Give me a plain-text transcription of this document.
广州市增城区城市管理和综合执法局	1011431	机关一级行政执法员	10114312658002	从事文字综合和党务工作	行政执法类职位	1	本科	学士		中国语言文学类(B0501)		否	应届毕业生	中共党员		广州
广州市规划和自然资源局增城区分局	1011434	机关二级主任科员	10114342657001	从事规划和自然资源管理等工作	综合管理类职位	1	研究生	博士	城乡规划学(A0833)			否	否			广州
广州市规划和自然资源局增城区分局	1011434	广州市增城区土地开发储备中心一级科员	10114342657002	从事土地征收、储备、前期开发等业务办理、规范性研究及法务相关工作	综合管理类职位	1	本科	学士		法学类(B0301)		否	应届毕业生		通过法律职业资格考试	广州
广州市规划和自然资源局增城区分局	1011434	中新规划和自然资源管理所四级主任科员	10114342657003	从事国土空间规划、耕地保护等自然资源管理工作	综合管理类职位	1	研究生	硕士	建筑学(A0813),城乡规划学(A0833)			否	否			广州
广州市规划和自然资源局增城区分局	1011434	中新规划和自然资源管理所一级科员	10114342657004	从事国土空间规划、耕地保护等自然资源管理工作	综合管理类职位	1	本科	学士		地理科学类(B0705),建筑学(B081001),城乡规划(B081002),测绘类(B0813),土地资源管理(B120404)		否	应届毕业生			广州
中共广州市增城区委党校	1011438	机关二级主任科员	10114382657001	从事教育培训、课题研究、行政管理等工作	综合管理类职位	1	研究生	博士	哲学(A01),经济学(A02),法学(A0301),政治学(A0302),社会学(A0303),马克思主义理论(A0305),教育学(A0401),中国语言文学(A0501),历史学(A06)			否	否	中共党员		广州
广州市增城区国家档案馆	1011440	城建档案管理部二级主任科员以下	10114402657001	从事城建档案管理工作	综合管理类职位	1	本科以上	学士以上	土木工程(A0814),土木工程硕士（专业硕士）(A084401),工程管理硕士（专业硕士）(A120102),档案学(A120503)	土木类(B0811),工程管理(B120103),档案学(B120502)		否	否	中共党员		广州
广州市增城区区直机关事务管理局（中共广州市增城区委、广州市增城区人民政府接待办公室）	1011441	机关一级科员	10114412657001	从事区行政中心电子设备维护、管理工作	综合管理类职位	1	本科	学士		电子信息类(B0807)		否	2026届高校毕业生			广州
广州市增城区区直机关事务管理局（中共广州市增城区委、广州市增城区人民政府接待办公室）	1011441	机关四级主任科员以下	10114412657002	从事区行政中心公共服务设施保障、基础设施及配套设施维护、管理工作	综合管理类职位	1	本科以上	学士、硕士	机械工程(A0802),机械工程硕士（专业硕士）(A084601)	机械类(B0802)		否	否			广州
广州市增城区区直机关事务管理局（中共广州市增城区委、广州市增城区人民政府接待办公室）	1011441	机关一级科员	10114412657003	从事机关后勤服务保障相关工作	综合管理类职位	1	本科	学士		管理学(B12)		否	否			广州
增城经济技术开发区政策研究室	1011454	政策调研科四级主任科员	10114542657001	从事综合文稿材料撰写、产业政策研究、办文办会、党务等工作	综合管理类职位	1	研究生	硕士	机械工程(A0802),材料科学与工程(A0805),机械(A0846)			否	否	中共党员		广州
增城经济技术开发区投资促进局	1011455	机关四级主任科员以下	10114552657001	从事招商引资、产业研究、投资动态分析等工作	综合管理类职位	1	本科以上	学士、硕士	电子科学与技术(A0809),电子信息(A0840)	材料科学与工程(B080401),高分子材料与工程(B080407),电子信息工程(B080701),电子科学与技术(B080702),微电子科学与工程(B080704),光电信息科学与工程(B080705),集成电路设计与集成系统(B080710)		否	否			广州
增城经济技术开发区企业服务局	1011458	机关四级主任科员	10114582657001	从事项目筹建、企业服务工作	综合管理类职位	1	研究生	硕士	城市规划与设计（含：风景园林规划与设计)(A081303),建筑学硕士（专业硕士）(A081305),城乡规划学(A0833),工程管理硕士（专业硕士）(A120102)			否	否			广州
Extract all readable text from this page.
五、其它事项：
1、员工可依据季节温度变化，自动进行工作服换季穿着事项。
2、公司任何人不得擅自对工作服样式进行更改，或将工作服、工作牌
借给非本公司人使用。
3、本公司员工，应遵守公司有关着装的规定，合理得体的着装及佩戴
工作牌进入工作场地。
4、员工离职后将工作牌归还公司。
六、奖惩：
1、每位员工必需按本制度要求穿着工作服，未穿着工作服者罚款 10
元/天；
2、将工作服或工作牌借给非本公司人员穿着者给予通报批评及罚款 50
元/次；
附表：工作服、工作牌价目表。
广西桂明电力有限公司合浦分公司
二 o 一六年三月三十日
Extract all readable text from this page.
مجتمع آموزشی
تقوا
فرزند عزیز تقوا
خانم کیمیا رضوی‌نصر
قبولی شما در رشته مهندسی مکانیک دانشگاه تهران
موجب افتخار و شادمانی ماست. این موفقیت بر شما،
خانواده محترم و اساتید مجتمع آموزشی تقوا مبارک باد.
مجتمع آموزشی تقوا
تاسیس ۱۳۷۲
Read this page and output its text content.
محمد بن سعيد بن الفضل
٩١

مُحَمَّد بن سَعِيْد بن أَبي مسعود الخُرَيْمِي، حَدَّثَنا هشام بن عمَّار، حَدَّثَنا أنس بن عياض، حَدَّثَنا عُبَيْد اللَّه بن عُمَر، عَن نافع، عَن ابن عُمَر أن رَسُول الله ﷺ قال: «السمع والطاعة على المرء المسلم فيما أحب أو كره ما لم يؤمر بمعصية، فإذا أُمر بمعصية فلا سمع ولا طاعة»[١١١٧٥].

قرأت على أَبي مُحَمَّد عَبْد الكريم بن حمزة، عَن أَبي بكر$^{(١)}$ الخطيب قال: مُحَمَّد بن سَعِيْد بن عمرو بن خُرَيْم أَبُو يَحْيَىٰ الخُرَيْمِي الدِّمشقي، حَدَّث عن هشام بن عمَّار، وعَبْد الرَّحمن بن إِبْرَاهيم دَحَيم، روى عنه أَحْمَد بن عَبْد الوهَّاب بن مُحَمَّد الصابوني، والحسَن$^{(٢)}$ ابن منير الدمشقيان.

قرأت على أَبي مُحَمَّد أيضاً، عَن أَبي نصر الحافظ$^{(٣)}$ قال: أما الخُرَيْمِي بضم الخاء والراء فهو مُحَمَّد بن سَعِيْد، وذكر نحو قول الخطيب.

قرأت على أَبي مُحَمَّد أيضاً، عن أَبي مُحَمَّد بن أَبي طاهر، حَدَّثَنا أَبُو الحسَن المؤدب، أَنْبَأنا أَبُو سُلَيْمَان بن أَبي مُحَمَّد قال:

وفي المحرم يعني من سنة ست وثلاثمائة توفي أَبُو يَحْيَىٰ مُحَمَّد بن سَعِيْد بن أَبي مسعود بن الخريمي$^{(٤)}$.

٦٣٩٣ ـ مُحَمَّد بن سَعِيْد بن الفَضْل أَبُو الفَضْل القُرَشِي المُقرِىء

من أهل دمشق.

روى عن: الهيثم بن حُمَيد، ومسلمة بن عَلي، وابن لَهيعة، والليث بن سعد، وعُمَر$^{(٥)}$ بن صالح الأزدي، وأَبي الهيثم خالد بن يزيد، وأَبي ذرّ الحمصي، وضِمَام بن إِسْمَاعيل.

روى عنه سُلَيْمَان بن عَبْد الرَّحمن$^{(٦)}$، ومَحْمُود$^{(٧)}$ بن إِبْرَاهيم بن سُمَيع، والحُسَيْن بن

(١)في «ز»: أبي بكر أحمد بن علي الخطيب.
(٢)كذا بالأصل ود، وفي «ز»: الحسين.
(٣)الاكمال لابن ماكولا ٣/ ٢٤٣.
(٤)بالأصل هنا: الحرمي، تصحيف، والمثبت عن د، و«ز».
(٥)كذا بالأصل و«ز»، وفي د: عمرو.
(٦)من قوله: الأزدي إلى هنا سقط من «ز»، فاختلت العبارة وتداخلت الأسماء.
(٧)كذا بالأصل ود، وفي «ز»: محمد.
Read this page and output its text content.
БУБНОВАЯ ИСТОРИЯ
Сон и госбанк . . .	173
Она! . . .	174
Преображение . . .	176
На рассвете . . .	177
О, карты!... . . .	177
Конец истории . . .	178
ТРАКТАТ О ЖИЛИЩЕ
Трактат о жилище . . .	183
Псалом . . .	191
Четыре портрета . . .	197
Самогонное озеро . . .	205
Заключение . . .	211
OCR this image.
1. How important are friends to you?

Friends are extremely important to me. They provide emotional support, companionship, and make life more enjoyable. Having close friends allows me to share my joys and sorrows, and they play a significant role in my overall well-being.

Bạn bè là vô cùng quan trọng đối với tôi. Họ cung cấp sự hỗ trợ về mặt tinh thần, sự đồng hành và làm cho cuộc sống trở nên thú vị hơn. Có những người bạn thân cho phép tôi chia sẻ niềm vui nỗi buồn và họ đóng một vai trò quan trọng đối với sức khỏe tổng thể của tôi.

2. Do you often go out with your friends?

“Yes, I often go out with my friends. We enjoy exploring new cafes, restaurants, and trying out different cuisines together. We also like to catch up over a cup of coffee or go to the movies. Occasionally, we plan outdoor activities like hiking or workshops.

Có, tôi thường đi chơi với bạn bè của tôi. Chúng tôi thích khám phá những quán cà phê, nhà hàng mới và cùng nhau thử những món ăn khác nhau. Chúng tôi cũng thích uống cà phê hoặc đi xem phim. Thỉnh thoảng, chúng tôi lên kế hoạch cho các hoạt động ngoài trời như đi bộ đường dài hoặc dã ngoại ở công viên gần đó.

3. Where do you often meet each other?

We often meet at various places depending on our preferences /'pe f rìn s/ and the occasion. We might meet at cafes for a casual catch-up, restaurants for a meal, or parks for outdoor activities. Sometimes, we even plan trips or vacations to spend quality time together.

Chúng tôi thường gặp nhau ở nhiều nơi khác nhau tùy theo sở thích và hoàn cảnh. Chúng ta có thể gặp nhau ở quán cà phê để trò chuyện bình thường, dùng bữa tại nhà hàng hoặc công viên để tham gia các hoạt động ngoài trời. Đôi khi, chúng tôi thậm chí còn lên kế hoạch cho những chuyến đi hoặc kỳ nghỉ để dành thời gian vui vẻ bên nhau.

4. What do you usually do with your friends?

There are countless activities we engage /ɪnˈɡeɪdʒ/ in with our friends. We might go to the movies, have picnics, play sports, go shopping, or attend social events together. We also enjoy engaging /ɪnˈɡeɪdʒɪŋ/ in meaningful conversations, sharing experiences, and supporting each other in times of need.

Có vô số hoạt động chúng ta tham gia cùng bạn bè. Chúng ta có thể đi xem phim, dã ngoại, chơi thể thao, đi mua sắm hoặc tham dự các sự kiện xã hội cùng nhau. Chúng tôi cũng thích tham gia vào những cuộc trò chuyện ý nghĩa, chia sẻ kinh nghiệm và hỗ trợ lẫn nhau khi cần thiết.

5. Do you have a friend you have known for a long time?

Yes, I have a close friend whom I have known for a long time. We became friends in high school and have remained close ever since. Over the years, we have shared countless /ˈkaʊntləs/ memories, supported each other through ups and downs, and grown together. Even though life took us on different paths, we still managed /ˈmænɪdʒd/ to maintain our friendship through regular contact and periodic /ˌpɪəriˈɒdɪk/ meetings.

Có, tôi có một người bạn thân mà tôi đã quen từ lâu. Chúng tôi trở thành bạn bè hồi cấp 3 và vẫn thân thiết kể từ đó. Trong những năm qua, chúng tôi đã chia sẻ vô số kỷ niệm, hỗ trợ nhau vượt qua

==============================

Locate all lines in the listing above with the word "从事国土空间规划". Copy them.

广州市规划和自然资源局增城区分局	1011434	中新规划和自然资源管理所四级主任科员	10114342657003	从事国土空间规划、耕地保护等自然资源管理工作	综合管理类职位	1	研究生	硕士	建筑学(A0813),城乡规划学(A0833)			否	否			广州
广州市规划和自然资源局增城区分局	1011434	中新规划和自然资源管理所一级科员	10114342657004	从事国土空间规划、耕地保护等自然资源管理工作	综合管理类职位	1	本科	学士		地理科学类(B0705),建筑学(B081001),城乡规划(B081002),测绘类(B0813),土地资源管理(B120404)		否	应届毕业生			广州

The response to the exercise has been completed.